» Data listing
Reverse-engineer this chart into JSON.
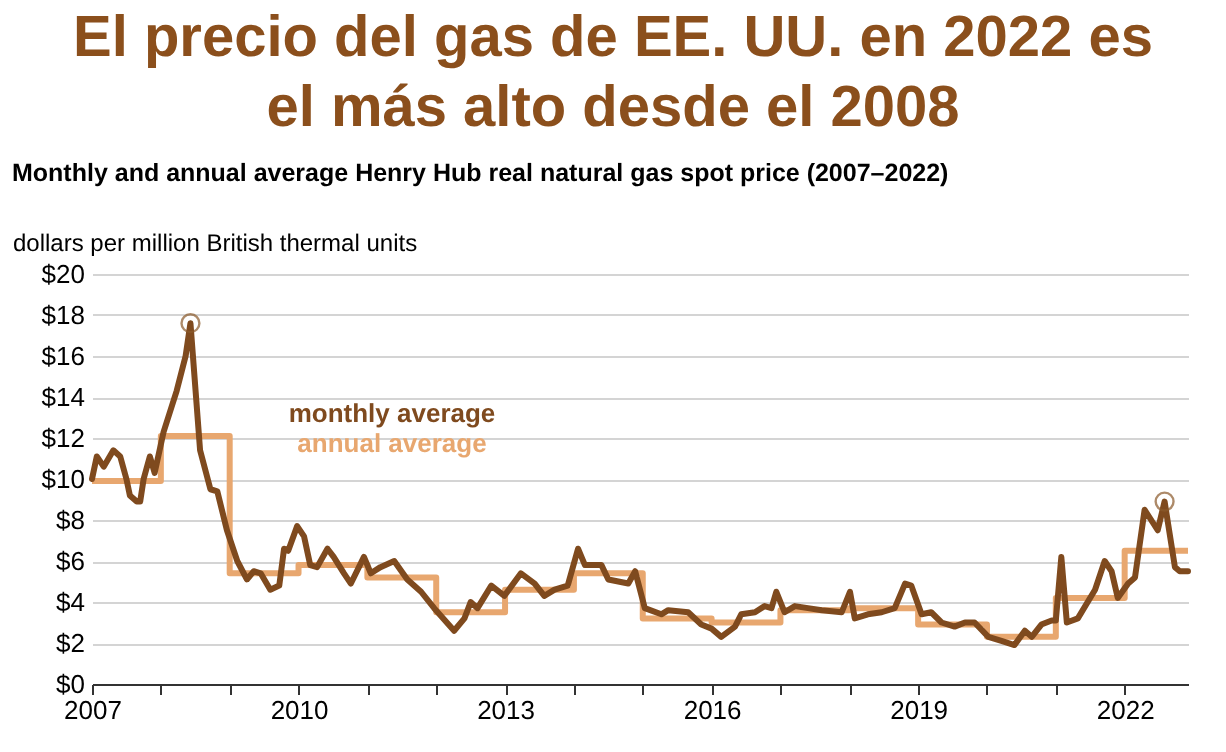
{
  "chart_data": {
    "type": "line",
    "title": "El precio del gas de EE. UU. en 2022 es el más alto desde el 2008",
    "subtitle": "Monthly and annual average Henry Hub real natural gas spot price (2007–2022)",
    "ylabel": "dollars per million British thermal units",
    "xlim": [
      2007,
      2022.92
    ],
    "ylim": [
      0,
      20
    ],
    "xticks": [
      {
        "value": 2007,
        "label": "2007"
      },
      {
        "value": 2008,
        "label": null
      },
      {
        "value": 2009,
        "label": null
      },
      {
        "value": 2010,
        "label": "2010"
      },
      {
        "value": 2011,
        "label": null
      },
      {
        "value": 2012,
        "label": null
      },
      {
        "value": 2013,
        "label": "2013"
      },
      {
        "value": 2014,
        "label": null
      },
      {
        "value": 2015,
        "label": null
      },
      {
        "value": 2016,
        "label": "2016"
      },
      {
        "value": 2017,
        "label": null
      },
      {
        "value": 2018,
        "label": null
      },
      {
        "value": 2019,
        "label": "2019"
      },
      {
        "value": 2020,
        "label": null
      },
      {
        "value": 2021,
        "label": null
      },
      {
        "value": 2022,
        "label": "2022"
      }
    ],
    "yticks": [
      {
        "value": 0,
        "label": "$0"
      },
      {
        "value": 2,
        "label": "$2"
      },
      {
        "value": 4,
        "label": "$4"
      },
      {
        "value": 6,
        "label": "$6"
      },
      {
        "value": 8,
        "label": "$8"
      },
      {
        "value": 10,
        "label": "$10"
      },
      {
        "value": 12,
        "label": "$12"
      },
      {
        "value": 14,
        "label": "$14"
      },
      {
        "value": 16,
        "label": "$16"
      },
      {
        "value": 18,
        "label": "$18"
      },
      {
        "value": 20,
        "label": "$20"
      }
    ],
    "grid": "y",
    "legend": false,
    "line_style": "solid",
    "series": [
      {
        "name": "annual average",
        "type": "step",
        "color": "#e8a76f",
        "x": [
          2007,
          2008,
          2009,
          2010,
          2011,
          2012,
          2013,
          2014,
          2015,
          2016,
          2017,
          2018,
          2019,
          2020,
          2021,
          2022,
          2022.92
        ],
        "values": [
          9.9,
          12.1,
          5.4,
          5.8,
          5.2,
          3.5,
          4.6,
          5.4,
          3.2,
          3.0,
          3.6,
          3.7,
          2.9,
          2.3,
          4.2,
          6.5,
          6.5
        ]
      },
      {
        "name": "monthly average",
        "type": "line",
        "color": "#7f4a1e",
        "x": [
          2007.0,
          2007.07,
          2007.17,
          2007.31,
          2007.41,
          2007.5,
          2007.55,
          2007.65,
          2007.7,
          2007.75,
          2007.84,
          2007.91,
          2008.04,
          2008.23,
          2008.36,
          2008.43,
          2008.57,
          2008.72,
          2008.82,
          2008.96,
          2009.11,
          2009.25,
          2009.35,
          2009.45,
          2009.59,
          2009.72,
          2009.79,
          2009.85,
          2009.98,
          2010.08,
          2010.17,
          2010.27,
          2010.42,
          2010.51,
          2010.66,
          2010.76,
          2010.95,
          2011.05,
          2011.19,
          2011.39,
          2011.58,
          2011.78,
          2011.97,
          2012.26,
          2012.41,
          2012.5,
          2012.6,
          2012.8,
          2012.99,
          2013.23,
          2013.43,
          2013.57,
          2013.72,
          2013.91,
          2014.06,
          2014.16,
          2014.4,
          2014.5,
          2014.79,
          2014.89,
          2015.03,
          2015.27,
          2015.37,
          2015.66,
          2015.85,
          2016.0,
          2016.14,
          2016.34,
          2016.43,
          2016.63,
          2016.77,
          2016.87,
          2016.94,
          2017.06,
          2017.21,
          2017.4,
          2017.6,
          2017.89,
          2018.01,
          2018.08,
          2018.27,
          2018.47,
          2018.66,
          2018.81,
          2018.9,
          2019.05,
          2019.19,
          2019.34,
          2019.53,
          2019.68,
          2019.82,
          2020.02,
          2020.21,
          2020.4,
          2020.55,
          2020.65,
          2020.79,
          2020.94,
          2021.0,
          2021.08,
          2021.16,
          2021.32,
          2021.57,
          2021.71,
          2021.81,
          2021.9,
          2022.05,
          2022.15,
          2022.29,
          2022.48,
          2022.58,
          2022.73,
          2022.8,
          2022.92
        ],
        "values": [
          10.0,
          11.1,
          10.6,
          11.4,
          11.1,
          10.0,
          9.2,
          8.9,
          8.9,
          10.0,
          11.1,
          10.3,
          12.3,
          14.3,
          16.0,
          17.6,
          11.4,
          9.5,
          9.4,
          7.5,
          6.0,
          5.1,
          5.5,
          5.4,
          4.6,
          4.8,
          6.6,
          6.5,
          7.7,
          7.2,
          5.8,
          5.7,
          6.6,
          6.2,
          5.4,
          4.9,
          6.2,
          5.4,
          5.7,
          6.0,
          5.1,
          4.5,
          3.7,
          2.6,
          3.2,
          4.0,
          3.7,
          4.8,
          4.3,
          5.4,
          4.9,
          4.3,
          4.6,
          4.8,
          6.6,
          5.8,
          5.8,
          5.1,
          4.9,
          5.5,
          3.7,
          3.4,
          3.6,
          3.5,
          2.9,
          2.7,
          2.3,
          2.8,
          3.4,
          3.5,
          3.8,
          3.7,
          4.5,
          3.5,
          3.8,
          3.7,
          3.6,
          3.5,
          4.5,
          3.2,
          3.4,
          3.5,
          3.7,
          4.9,
          4.8,
          3.4,
          3.5,
          3.0,
          2.8,
          3.0,
          3.0,
          2.3,
          2.1,
          1.9,
          2.6,
          2.3,
          2.9,
          3.1,
          3.1,
          6.2,
          3.0,
          3.2,
          4.6,
          6.0,
          5.5,
          4.2,
          4.9,
          5.2,
          8.5,
          7.5,
          8.9,
          5.7,
          5.5,
          5.5
        ]
      },
      {
        "type": "scatter",
        "marker": "circle",
        "color": "#8b5a2b",
        "x": [
          2008.43,
          2022.58
        ],
        "values": [
          17.6,
          8.9
        ]
      }
    ]
  }
}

» Stated task
Using the entries above, find all lines with "type". Copy them.

» Full response
    "type": "line",
        "type": "step",
        "type": "line",
        "type": "scatter",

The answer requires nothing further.